• _WHAT IS EXPECTED_
Find every line containing the word "before" in the records below; report only how many there are.

-- begin EXTRACTED RECORDS --

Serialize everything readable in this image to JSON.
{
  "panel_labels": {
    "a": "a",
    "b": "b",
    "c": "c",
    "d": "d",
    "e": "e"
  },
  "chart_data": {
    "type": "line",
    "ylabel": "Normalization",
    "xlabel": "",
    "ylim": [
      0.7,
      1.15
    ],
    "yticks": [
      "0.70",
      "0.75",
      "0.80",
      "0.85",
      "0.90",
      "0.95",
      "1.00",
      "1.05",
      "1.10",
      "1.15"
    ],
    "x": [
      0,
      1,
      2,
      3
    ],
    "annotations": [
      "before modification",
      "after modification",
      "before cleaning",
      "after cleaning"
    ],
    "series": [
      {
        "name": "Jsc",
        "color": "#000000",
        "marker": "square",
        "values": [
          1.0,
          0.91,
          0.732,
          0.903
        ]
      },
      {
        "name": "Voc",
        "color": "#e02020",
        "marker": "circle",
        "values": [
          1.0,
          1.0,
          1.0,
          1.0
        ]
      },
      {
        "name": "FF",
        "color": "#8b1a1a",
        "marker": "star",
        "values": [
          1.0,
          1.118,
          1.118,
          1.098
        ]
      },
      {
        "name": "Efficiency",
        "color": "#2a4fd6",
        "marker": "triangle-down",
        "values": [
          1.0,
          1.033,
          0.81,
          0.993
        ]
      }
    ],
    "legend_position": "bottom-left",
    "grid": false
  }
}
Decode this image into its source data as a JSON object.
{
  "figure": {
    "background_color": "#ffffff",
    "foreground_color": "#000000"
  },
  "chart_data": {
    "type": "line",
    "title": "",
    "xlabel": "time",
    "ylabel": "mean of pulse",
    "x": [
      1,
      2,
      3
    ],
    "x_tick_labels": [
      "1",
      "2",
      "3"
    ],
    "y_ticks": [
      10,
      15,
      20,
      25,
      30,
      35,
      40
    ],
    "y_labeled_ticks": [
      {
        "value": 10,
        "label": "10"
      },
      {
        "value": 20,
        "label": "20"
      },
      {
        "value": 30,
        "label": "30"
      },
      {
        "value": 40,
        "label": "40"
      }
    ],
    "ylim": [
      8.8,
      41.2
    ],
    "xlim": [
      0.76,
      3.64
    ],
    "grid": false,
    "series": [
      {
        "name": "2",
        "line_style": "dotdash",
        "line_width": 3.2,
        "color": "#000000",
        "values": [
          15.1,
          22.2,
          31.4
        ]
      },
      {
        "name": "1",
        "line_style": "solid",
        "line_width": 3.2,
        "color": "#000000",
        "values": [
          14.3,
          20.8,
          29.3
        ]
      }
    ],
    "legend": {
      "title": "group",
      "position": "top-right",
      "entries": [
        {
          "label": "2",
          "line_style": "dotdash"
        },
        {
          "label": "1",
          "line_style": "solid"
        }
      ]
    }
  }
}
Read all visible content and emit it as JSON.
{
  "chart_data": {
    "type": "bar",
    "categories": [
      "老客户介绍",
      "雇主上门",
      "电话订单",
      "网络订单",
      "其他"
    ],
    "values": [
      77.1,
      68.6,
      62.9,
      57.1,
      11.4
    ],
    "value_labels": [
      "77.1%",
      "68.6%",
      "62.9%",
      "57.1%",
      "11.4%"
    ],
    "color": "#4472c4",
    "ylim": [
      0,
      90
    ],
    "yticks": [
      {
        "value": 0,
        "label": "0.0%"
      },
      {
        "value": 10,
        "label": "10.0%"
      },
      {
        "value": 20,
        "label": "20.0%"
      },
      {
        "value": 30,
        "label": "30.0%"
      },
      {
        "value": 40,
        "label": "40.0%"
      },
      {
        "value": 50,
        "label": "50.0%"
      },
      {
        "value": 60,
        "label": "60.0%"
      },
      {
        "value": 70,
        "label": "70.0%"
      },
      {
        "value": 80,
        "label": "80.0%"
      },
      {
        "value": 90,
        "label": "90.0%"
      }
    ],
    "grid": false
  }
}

-- end EXTRACTED RECORDS --

• _RESULT OF THIS EXERCISE_
2